╭─ Extracted data
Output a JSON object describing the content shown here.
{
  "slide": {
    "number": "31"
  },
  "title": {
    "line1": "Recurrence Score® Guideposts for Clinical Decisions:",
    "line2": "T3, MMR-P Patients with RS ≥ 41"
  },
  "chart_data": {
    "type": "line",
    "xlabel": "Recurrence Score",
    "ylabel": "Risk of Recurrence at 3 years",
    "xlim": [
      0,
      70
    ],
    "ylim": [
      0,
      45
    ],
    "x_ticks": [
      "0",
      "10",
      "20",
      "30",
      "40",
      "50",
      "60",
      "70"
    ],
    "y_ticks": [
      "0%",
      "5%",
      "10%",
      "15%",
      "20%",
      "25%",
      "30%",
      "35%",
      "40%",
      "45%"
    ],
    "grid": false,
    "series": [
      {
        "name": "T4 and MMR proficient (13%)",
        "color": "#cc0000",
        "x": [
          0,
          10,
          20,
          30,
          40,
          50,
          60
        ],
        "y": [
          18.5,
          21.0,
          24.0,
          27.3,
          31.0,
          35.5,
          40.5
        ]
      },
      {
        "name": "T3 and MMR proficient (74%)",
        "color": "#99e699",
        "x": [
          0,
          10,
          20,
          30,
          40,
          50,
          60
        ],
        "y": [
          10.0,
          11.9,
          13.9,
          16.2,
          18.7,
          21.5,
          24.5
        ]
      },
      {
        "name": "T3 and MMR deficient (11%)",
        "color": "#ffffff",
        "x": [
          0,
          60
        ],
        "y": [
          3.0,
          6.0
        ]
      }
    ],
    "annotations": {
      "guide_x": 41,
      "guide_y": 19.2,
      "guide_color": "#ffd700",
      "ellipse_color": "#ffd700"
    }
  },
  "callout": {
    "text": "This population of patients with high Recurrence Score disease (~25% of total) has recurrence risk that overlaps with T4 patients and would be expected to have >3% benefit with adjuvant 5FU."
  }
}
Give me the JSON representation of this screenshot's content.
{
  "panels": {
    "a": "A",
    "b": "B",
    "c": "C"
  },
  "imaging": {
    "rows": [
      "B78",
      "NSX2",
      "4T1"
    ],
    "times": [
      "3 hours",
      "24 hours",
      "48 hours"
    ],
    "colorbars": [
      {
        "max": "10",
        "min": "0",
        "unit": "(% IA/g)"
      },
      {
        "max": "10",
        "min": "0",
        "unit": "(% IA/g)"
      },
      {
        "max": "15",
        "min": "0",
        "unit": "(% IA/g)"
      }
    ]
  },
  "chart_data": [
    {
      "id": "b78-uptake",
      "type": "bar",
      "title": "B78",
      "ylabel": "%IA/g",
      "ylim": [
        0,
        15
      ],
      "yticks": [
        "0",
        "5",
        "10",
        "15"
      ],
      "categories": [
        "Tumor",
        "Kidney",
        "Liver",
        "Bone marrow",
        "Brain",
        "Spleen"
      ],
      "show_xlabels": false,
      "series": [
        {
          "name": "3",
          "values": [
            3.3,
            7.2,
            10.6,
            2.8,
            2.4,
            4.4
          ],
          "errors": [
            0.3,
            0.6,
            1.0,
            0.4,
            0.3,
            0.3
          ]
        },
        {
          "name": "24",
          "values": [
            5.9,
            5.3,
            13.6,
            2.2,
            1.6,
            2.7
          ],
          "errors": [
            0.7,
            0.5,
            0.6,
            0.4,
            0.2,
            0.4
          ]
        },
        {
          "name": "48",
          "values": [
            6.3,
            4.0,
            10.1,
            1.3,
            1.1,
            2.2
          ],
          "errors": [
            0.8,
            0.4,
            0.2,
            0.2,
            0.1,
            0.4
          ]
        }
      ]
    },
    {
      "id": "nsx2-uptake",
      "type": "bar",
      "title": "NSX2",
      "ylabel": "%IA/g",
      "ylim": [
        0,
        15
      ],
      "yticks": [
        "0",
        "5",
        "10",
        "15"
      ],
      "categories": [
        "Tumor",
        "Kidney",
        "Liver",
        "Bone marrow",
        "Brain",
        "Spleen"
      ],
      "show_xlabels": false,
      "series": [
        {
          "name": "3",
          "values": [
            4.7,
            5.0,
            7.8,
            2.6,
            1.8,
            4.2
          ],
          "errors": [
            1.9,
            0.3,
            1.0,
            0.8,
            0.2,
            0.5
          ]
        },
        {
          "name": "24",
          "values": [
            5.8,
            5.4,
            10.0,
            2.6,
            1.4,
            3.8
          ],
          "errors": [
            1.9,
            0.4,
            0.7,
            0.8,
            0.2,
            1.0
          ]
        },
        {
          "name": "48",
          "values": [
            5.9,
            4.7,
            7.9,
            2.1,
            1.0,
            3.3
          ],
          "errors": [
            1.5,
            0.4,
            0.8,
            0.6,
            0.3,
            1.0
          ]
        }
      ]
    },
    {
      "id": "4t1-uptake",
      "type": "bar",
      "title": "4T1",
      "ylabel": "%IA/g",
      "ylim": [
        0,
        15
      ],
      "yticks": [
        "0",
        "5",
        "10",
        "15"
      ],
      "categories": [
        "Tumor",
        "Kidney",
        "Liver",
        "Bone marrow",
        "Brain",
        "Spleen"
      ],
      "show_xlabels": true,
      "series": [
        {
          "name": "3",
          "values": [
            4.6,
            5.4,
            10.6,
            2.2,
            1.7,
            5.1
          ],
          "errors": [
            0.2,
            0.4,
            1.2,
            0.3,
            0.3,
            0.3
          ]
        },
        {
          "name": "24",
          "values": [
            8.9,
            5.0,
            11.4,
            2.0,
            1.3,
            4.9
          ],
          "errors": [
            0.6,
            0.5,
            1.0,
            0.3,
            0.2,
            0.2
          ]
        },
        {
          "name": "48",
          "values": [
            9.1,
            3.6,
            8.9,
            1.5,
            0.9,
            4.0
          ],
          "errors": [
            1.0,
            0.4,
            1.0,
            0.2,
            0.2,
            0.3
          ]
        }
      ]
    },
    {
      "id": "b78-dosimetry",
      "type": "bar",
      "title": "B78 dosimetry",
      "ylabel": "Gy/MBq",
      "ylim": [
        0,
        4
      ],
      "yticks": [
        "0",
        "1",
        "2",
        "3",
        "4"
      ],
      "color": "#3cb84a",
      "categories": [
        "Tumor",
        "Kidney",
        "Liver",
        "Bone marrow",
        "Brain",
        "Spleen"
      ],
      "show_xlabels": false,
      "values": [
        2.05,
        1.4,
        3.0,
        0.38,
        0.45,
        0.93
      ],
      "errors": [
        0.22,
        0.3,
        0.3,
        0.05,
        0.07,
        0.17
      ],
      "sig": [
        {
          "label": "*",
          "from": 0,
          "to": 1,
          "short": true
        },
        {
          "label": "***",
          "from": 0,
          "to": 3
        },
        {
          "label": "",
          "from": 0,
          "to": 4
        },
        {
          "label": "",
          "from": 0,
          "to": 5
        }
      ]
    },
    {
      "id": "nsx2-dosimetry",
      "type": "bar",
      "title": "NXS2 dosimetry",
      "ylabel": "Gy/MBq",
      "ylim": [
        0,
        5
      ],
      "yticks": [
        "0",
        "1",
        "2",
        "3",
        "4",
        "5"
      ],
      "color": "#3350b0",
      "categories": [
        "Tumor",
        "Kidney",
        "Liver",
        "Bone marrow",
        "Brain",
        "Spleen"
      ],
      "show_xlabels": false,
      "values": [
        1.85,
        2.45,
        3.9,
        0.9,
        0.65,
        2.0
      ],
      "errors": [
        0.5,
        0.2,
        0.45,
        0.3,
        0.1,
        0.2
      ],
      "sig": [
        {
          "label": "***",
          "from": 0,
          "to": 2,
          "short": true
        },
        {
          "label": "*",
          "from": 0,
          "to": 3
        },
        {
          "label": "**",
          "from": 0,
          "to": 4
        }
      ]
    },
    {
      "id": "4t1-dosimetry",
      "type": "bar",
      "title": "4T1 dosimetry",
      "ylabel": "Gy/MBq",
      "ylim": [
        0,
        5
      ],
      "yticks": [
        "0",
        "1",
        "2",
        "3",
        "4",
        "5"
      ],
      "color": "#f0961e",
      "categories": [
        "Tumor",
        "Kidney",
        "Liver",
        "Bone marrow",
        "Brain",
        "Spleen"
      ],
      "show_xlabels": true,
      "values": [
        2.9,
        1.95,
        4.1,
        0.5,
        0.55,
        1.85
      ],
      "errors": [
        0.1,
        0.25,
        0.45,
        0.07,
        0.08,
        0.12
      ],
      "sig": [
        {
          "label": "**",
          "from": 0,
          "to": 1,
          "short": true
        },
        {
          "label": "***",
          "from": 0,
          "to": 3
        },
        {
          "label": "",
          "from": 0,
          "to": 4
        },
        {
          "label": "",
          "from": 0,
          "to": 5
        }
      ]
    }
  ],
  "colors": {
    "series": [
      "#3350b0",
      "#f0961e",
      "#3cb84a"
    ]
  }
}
╰─
What is expected
Exactly how many lines of the records include "Recurrence"? Provide the number by itself.

Exercise response
4